Start Input data

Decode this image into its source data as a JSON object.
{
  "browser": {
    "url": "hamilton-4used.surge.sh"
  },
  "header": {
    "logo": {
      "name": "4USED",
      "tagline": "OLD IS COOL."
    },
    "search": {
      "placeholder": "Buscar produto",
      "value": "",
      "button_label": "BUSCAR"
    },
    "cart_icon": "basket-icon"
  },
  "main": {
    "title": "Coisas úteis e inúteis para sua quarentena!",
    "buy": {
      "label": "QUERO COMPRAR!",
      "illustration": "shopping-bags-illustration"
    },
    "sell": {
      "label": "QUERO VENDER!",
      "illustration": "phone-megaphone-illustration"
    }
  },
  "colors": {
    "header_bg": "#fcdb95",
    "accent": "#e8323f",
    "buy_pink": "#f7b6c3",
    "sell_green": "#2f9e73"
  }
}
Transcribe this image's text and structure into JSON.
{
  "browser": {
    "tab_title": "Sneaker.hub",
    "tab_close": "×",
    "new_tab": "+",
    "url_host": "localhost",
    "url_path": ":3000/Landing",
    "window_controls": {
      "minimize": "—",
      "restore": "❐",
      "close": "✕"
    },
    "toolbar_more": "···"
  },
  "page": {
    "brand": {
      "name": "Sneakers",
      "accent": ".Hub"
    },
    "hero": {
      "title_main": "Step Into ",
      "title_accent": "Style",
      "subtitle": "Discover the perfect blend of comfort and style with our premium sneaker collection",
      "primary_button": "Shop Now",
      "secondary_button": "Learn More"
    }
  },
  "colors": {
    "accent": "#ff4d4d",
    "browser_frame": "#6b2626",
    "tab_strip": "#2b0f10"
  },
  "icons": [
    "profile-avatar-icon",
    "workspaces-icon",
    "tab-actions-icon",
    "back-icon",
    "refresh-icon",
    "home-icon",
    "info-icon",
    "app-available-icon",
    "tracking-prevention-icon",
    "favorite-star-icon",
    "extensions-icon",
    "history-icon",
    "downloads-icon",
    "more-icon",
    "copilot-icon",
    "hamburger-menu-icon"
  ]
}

End Input data

Problem:
Find the string "illustration" in the records, then copy each line where it occurs.

Solution to this task:
      "illustration": "shopping-bags-illustration"
      "illustration": "phone-megaphone-illustration"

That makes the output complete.